Task instructions →
Transcribe the full listing exactly, and drop every picture.

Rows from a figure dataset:
·····

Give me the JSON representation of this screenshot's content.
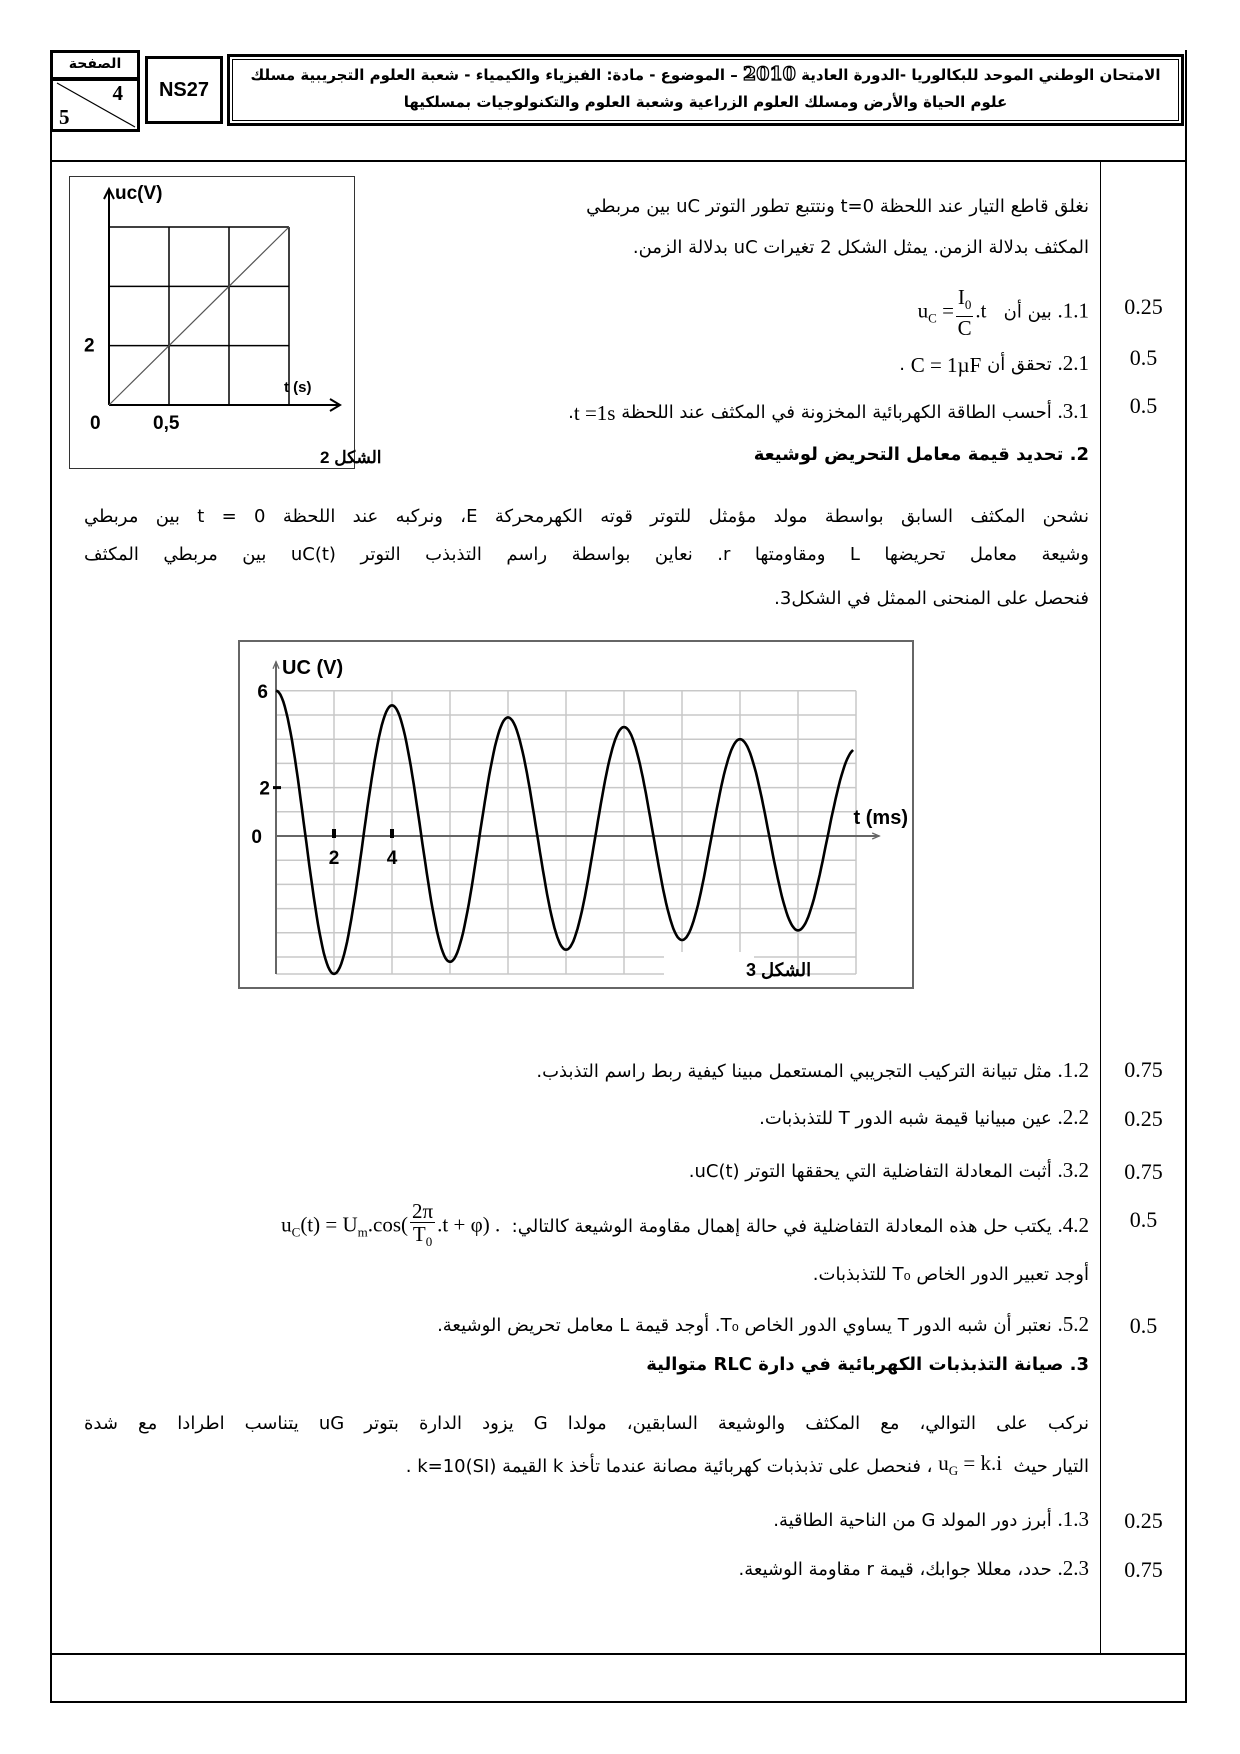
{
  "header": {
    "page_label": "الصفحة",
    "page_num": "4",
    "page_total": "5",
    "code": "NS27",
    "title_a": "الامتحان الوطني الموحد للبكالوريا -الدورة العادية",
    "year": "2010",
    "title_b": "– الموضوع - مادة: الفيزياء والكيمياء - شعبة العلوم التجريبية مسلك",
    "title_line2": "علوم الحياة والأرض ومسلك العلوم الزراعية وشعبة العلوم والتكنولوجيات بمسلكيها"
  },
  "part1": {
    "intro_l1": "نغلق قاطع التيار عند اللحظة t=0 ونتتبع تطور التوتر uC بين مربطي",
    "intro_l2": "المكثف بدلالة الزمن. يمثل الشكل 2 تغيرات uC بدلالة الزمن.",
    "q11": {
      "num": "1.1.",
      "text": "بين أن",
      "lhs": "u",
      "lhs_sub": "C",
      "eq": "=",
      "frac_num": "I",
      "frac_num_sub": "0",
      "frac_den": "C",
      "tail": ".t",
      "score": "0.25"
    },
    "q21": {
      "num": "2.1.",
      "text": "تحقق أن",
      "formula": "C = 1µF",
      "end": ".",
      "score": "0.5"
    },
    "q31": {
      "num": "3.1.",
      "text": "أحسب الطاقة الكهربائية المخزونة في المكثف عند اللحظة",
      "formula": "t =1s",
      "end": ".",
      "score": "0.5"
    }
  },
  "part2": {
    "heading": "2. تحديد قيمة معامل التحريض لوشيعة",
    "p_l1": "نشحن المكثف السابق بواسطة مولد مؤمثل للتوتر قوته الكهرمحركة E، ونركبه عند اللحظة t = 0 بين مربطي",
    "p_l2": "وشيعة معامل تحريضها L ومقاومتها r. نعاين بواسطة راسم التذبذب التوتر uC(t) بين مربطي المكثف",
    "p_l3": "فنحصل على المنحنى الممثل في الشكل3.",
    "q12": {
      "num": "1.2.",
      "text": "مثل تبيانة التركيب التجريبي المستعمل مبينا كيفية ربط راسم التذبذب.",
      "score": "0.75"
    },
    "q22": {
      "num": "2.2.",
      "text": "عين مبيانيا قيمة شبه الدور T للتذبذبات.",
      "score": "0.25"
    },
    "q32": {
      "num": "3.2.",
      "text": "أثبت المعادلة التفاضلية التي يحققها التوتر uC(t).",
      "score": "0.75"
    },
    "q42": {
      "num": "4.2.",
      "text": "يكتب حل هذه المعادلة التفاضلية في حالة إهمال مقاومة الوشيعة كالتالي:",
      "f_a": "u",
      "f_a_sub": "C",
      "f_b": "(t) = U",
      "f_b_sub": "m",
      "f_c": ".cos(",
      "frac_num": "2π",
      "frac_den": "T",
      "frac_den_sub": "0",
      "f_d": ".t + φ)",
      "end": ".",
      "score": "0.5"
    },
    "q42_cont": "أوجد تعبير الدور الخاص T₀ للتذبذبات.",
    "q52": {
      "num": "5.2.",
      "text": "نعتبر أن شبه الدور T يساوي الدور الخاص T₀. أوجد قيمة L معامل تحريض الوشيعة.",
      "score": "0.5"
    }
  },
  "part3": {
    "heading": "3. صيانة التذبذبات الكهربائية في دارة RLC متوالية",
    "p_l1": "نركب على التوالي، مع المكثف والوشيعة السابقين، مولدا G يزود الدارة بتوتر uG يتناسب اطرادا مع شدة",
    "p_l2_a": "التيار حيث",
    "p_l2_f": "u",
    "p_l2_f_sub": "G",
    "p_l2_f2": " = k.i",
    "p_l2_b": "، فنحصل على تذبذبات كهربائية مصانة عندما تأخذ k القيمة k=10(SI) .",
    "q13": {
      "num": "1.3.",
      "text": "أبرز دور المولد G من الناحية الطاقية.",
      "score": "0.25"
    },
    "q23": {
      "num": "2.3.",
      "text": "حدد، معللا جوابك، قيمة r مقاومة الوشيعة.",
      "score": "0.75"
    }
  },
  "chart_data": [
    {
      "type": "line",
      "title": "الشكل 2",
      "ylabel": "uc(V)",
      "xlabel": "t (s)",
      "x_tick_labels": [
        "0",
        "0,5"
      ],
      "y_tick_labels": [
        "2"
      ],
      "xlim": [
        0,
        1.5
      ],
      "ylim": [
        0,
        6
      ],
      "grid": true,
      "x": [
        0,
        1.5
      ],
      "y": [
        0,
        6
      ]
    },
    {
      "type": "line",
      "title": "الشكل 3",
      "ylabel": "UC (V)",
      "xlabel": "t (ms)",
      "x_tick_labels": [
        "2",
        "4"
      ],
      "y_tick_labels": [
        "6",
        "2",
        "0"
      ],
      "xlim": [
        0,
        20
      ],
      "ylim": [
        -5.7,
        6
      ],
      "grid": true,
      "extrema_t": [
        0,
        2,
        4,
        6,
        8,
        10,
        12,
        14,
        16,
        18,
        20
      ],
      "extrema_u": [
        6,
        -5.7,
        5.4,
        -5.2,
        4.9,
        -4.7,
        4.5,
        -4.3,
        4.0,
        -3.9,
        3.6
      ]
    }
  ]
}
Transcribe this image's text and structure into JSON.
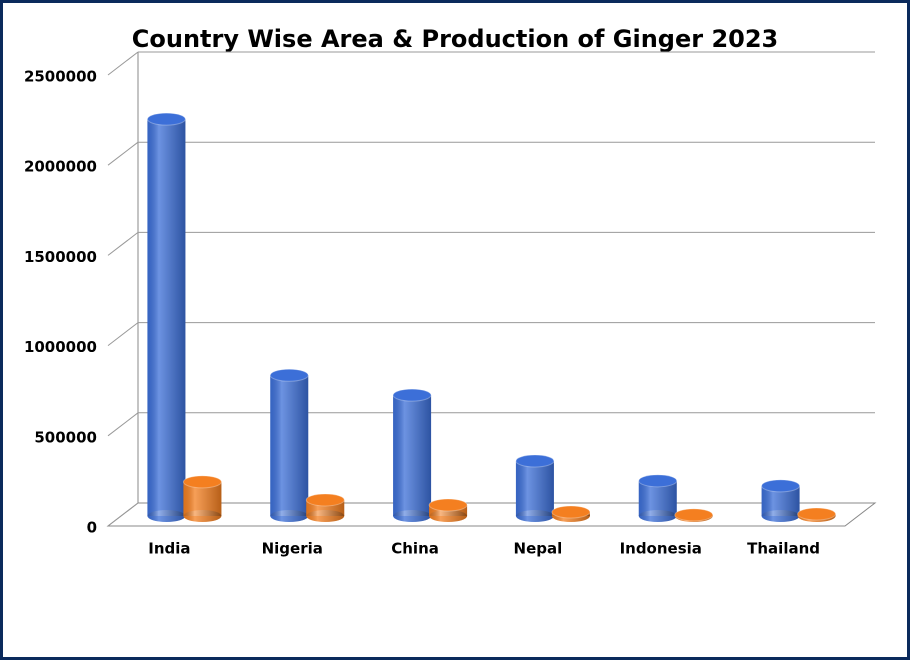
{
  "chart_data": {
    "type": "bar3d",
    "title": "Country Wise Area & Production of Ginger 2023",
    "categories": [
      "India",
      "Nigeria",
      "China",
      "Nepal",
      "Indonesia",
      "Thailand"
    ],
    "series": [
      {
        "color": "#3c6fd8",
        "values": [
          2200000,
          780000,
          670000,
          305000,
          195000,
          167000
        ]
      },
      {
        "color": "#f47f20",
        "values": [
          189000,
          89000,
          61000,
          22000,
          6000,
          11000
        ]
      }
    ],
    "ylim": [
      0,
      2500000
    ],
    "yticks": [
      0,
      500000,
      1000000,
      1500000,
      2000000,
      2500000
    ],
    "grid": true
  }
}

·····

Task result →
Give me the JSON representation of this screenshot's content.
{
  "header": {
    "page_label": "الصفحة",
    "page_num": "4",
    "page_total": "5",
    "code": "NS27",
    "title_a": "الامتحان الوطني الموحد للبكالوريا -الدورة العادية",
    "year": "2010",
    "title_b": "– الموضوع - مادة: الفيزياء والكيمياء - شعبة العلوم التجريبية مسلك",
    "title_line2": "علوم الحياة والأرض ومسلك العلوم الزراعية وشعبة العلوم والتكنولوجيات بمسلكيها"
  },
  "part1": {
    "intro_l1": "نغلق قاطع التيار عند اللحظة t=0 ونتتبع تطور التوتر uC بين مربطي",
    "intro_l2": "المكثف بدلالة الزمن. يمثل الشكل 2 تغيرات uC بدلالة الزمن.",
    "q11": {
      "num": "1.1.",
      "text": "بين أن",
      "lhs": "u",
      "lhs_sub": "C",
      "eq": "=",
      "frac_num": "I",
      "frac_num_sub": "0",
      "frac_den": "C",
      "tail": ".t",
      "score": "0.25"
    },
    "q21": {
      "num": "2.1.",
      "text": "تحقق أن",
      "formula": "C = 1µF",
      "end": ".",
      "score": "0.5"
    },
    "q31": {
      "num": "3.1.",
      "text": "أحسب الطاقة الكهربائية المخزونة في المكثف عند اللحظة",
      "formula": "t =1s",
      "end": ".",
      "score": "0.5"
    }
  },
  "part2": {
    "heading": "2. تحديد قيمة معامل التحريض لوشيعة",
    "p_l1": "نشحن المكثف السابق بواسطة مولد مؤمثل للتوتر قوته الكهرمحركة E، ونركبه عند اللحظة t = 0 بين مربطي",
    "p_l2": "وشيعة معامل تحريضها L ومقاومتها r. نعاين بواسطة راسم التذبذب التوتر uC(t) بين مربطي المكثف",
    "p_l3": "فنحصل على المنحنى الممثل في الشكل3.",
    "q12": {
      "num": "1.2.",
      "text": "مثل تبيانة التركيب التجريبي المستعمل مبينا كيفية ربط راسم التذبذب.",
      "score": "0.75"
    },
    "q22": {
      "num": "2.2.",
      "text": "عين مبيانيا قيمة شبه الدور T للتذبذبات.",
      "score": "0.25"
    },
    "q32": {
      "num": "3.2.",
      "text": "أثبت المعادلة التفاضلية التي يحققها التوتر uC(t).",
      "score": "0.75"
    },
    "q42": {
      "num": "4.2.",
      "text": "يكتب حل هذه المعادلة التفاضلية في حالة إهمال مقاومة الوشيعة كالتالي:",
      "f_a": "u",
      "f_a_sub": "C",
      "f_b": "(t) = U",
      "f_b_sub": "m",
      "f_c": ".cos(",
      "frac_num": "2π",
      "frac_den": "T",
      "frac_den_sub": "0",
      "f_d": ".t + φ)",
      "end": ".",
      "score": "0.5"
    },
    "q42_cont": "أوجد تعبير الدور الخاص T₀ للتذبذبات.",
    "q52": {
      "num": "5.2.",
      "text": "نعتبر أن شبه الدور T يساوي الدور الخاص T₀. أوجد قيمة L معامل تحريض الوشيعة.",
      "score": "0.5"
    }
  },
  "part3": {
    "heading": "3. صيانة التذبذبات الكهربائية في دارة RLC متوالية",
    "p_l1": "نركب على التوالي، مع المكثف والوشيعة السابقين، مولدا G يزود الدارة بتوتر uG يتناسب اطرادا مع شدة",
    "p_l2_a": "التيار حيث",
    "p_l2_f": "u",
    "p_l2_f_sub": "G",
    "p_l2_f2": " = k.i",
    "p_l2_b": "، فنحصل على تذبذبات كهربائية مصانة عندما تأخذ k القيمة k=10(SI) .",
    "q13": {
      "num": "1.3.",
      "text": "أبرز دور المولد G من الناحية الطاقية.",
      "score": "0.25"
    },
    "q23": {
      "num": "2.3.",
      "text": "حدد، معللا جوابك، قيمة r مقاومة الوشيعة.",
      "score": "0.75"
    }
  },
  "chart_data": [
    {
      "type": "line",
      "title": "الشكل 2",
      "ylabel": "uc(V)",
      "xlabel": "t (s)",
      "x_tick_labels": [
        "0",
        "0,5"
      ],
      "y_tick_labels": [
        "2"
      ],
      "xlim": [
        0,
        1.5
      ],
      "ylim": [
        0,
        6
      ],
      "grid": true,
      "x": [
        0,
        1.5
      ],
      "y": [
        0,
        6
      ]
    },
    {
      "type": "line",
      "title": "الشكل 3",
      "ylabel": "UC (V)",
      "xlabel": "t (ms)",
      "x_tick_labels": [
        "2",
        "4"
      ],
      "y_tick_labels": [
        "6",
        "2",
        "0"
      ],
      "xlim": [
        0,
        20
      ],
      "ylim": [
        -5.7,
        6
      ],
      "grid": true,
      "extrema_t": [
        0,
        2,
        4,
        6,
        8,
        10,
        12,
        14,
        16,
        18,
        20
      ],
      "extrema_u": [
        6,
        -5.7,
        5.4,
        -5.2,
        4.9,
        -4.7,
        4.5,
        -4.3,
        4.0,
        -3.9,
        3.6
      ]
    }
  ]
}
Transcribe this image's text and structure into JSON.
{
  "chart_data": {
    "type": "bar3d",
    "title": "Country Wise Area & Production of Ginger 2023",
    "categories": [
      "India",
      "Nigeria",
      "China",
      "Nepal",
      "Indonesia",
      "Thailand"
    ],
    "series": [
      {
        "color": "#3c6fd8",
        "values": [
          2200000,
          780000,
          670000,
          305000,
          195000,
          167000
        ]
      },
      {
        "color": "#f47f20",
        "values": [
          189000,
          89000,
          61000,
          22000,
          6000,
          11000
        ]
      }
    ],
    "ylim": [
      0,
      2500000
    ],
    "yticks": [
      0,
      500000,
      1000000,
      1500000,
      2000000,
      2500000
    ],
    "grid": true
  }
}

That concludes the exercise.